→ **Task**
Copy every line, leaving nothing out and adding nothing.

:: Dataset content ::

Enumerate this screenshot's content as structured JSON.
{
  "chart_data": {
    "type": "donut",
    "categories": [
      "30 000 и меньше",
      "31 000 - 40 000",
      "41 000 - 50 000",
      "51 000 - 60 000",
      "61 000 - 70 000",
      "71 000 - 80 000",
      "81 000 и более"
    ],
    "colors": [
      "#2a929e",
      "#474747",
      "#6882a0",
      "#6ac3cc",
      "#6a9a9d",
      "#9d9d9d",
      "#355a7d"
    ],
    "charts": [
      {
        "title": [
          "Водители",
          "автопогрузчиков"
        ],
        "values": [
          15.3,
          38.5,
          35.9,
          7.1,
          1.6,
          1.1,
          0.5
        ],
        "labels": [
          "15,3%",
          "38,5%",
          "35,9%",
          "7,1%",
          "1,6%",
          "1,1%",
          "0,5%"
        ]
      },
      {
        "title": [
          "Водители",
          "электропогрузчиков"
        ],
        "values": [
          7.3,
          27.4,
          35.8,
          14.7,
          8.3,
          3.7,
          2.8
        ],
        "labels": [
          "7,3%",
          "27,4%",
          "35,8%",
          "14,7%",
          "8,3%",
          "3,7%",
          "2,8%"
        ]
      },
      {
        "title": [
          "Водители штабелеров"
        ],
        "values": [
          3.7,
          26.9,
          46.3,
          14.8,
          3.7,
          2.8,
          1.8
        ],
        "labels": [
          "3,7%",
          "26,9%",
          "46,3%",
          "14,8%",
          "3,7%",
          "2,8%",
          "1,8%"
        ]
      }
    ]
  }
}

:::

→ **Response below**
Enumerate this screenshot's content as structured JSON.
{
  "chart_data": {
    "type": "donut",
    "categories": [
      "30 000 и меньше",
      "31 000 - 40 000",
      "41 000 - 50 000",
      "51 000 - 60 000",
      "61 000 - 70 000",
      "71 000 - 80 000",
      "81 000 и более"
    ],
    "colors": [
      "#2a929e",
      "#474747",
      "#6882a0",
      "#6ac3cc",
      "#6a9a9d",
      "#9d9d9d",
      "#355a7d"
    ],
    "charts": [
      {
        "title": [
          "Водители",
          "автопогрузчиков"
        ],
        "values": [
          15.3,
          38.5,
          35.9,
          7.1,
          1.6,
          1.1,
          0.5
        ],
        "labels": [
          "15,3%",
          "38,5%",
          "35,9%",
          "7,1%",
          "1,6%",
          "1,1%",
          "0,5%"
        ]
      },
      {
        "title": [
          "Водители",
          "электропогрузчиков"
        ],
        "values": [
          7.3,
          27.4,
          35.8,
          14.7,
          8.3,
          3.7,
          2.8
        ],
        "labels": [
          "7,3%",
          "27,4%",
          "35,8%",
          "14,7%",
          "8,3%",
          "3,7%",
          "2,8%"
        ]
      },
      {
        "title": [
          "Водители штабелеров"
        ],
        "values": [
          3.7,
          26.9,
          46.3,
          14.8,
          3.7,
          2.8,
          1.8
        ],
        "labels": [
          "3,7%",
          "26,9%",
          "46,3%",
          "14,8%",
          "3,7%",
          "2,8%",
          "1,8%"
        ]
      }
    ]
  }
}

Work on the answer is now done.